--- BEGIN ---

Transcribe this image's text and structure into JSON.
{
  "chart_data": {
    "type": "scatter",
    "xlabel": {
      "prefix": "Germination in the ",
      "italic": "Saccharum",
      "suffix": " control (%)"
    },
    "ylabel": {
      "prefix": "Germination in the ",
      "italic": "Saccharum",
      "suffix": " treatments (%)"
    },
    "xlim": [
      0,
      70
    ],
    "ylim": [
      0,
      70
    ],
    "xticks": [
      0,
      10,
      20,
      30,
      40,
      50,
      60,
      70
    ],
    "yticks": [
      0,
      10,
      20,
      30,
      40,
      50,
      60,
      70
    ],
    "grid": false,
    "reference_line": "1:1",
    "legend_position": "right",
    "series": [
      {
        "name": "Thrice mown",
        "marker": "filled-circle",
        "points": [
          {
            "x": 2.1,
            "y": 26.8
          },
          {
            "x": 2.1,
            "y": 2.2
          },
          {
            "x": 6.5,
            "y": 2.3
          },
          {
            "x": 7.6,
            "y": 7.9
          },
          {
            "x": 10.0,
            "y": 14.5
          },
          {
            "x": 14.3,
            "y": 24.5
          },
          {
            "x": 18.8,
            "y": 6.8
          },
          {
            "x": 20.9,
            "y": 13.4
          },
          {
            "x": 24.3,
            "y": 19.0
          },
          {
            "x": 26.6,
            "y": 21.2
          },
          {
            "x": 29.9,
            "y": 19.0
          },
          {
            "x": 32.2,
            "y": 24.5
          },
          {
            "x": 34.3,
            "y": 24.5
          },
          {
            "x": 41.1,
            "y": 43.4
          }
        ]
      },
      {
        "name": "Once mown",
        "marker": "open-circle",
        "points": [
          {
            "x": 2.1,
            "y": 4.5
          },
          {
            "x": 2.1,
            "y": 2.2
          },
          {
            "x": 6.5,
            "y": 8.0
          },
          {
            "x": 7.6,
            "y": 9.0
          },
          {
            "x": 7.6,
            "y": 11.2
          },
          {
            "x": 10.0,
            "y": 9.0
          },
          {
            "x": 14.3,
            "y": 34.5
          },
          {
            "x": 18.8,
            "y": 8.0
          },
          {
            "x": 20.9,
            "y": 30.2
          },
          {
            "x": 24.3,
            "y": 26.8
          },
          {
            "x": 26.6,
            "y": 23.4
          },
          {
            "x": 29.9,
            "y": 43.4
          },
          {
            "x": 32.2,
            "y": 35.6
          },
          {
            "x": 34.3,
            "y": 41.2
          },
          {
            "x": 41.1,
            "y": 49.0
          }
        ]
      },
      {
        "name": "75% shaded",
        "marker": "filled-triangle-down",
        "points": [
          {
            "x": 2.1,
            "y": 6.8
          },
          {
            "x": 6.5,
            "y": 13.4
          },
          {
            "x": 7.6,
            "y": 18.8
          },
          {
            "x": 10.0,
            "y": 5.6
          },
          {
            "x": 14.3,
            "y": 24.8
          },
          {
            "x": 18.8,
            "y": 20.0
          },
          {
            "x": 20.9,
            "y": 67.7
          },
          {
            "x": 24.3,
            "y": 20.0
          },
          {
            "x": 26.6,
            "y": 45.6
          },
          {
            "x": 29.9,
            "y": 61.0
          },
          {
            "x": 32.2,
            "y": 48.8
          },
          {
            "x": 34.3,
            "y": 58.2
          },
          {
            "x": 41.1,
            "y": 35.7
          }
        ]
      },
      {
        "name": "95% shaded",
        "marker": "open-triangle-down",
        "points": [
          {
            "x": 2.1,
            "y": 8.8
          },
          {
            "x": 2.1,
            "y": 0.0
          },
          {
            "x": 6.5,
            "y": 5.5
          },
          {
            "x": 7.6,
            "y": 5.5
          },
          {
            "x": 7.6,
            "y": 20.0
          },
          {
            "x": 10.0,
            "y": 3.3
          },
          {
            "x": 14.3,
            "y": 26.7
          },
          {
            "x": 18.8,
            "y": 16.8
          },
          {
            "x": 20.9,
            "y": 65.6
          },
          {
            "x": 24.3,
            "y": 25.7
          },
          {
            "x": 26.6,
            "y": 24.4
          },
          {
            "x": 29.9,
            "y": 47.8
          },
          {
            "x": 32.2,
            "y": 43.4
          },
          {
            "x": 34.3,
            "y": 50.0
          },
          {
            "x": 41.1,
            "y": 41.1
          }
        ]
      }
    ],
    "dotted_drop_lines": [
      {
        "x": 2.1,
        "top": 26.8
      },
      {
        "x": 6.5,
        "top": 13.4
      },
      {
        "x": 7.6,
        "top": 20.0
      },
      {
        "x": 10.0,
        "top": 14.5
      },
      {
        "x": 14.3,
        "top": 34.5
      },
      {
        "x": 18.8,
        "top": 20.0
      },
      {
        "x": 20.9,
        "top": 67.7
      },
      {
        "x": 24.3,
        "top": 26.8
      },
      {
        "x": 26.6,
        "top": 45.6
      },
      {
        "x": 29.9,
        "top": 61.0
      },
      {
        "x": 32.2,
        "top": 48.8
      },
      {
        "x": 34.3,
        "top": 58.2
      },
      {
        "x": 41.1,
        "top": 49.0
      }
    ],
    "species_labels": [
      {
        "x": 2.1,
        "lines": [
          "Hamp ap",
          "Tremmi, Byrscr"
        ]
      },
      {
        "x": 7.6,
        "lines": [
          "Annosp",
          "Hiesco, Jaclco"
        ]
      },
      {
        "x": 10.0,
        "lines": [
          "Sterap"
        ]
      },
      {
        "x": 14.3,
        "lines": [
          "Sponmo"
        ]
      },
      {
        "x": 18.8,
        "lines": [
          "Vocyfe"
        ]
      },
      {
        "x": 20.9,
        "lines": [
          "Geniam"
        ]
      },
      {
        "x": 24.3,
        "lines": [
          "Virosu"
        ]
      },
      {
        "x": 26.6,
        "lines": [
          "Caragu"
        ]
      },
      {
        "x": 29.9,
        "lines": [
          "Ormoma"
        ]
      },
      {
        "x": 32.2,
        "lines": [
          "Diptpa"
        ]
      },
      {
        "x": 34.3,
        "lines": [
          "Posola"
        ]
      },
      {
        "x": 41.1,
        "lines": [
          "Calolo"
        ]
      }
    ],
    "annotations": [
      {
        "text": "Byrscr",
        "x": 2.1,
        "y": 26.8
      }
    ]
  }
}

--- END ---

Exercise goal
From the entries above, extract each line containing "filled".

Result of this task
        "marker": "filled-circle",
        "marker": "filled-triangle-down",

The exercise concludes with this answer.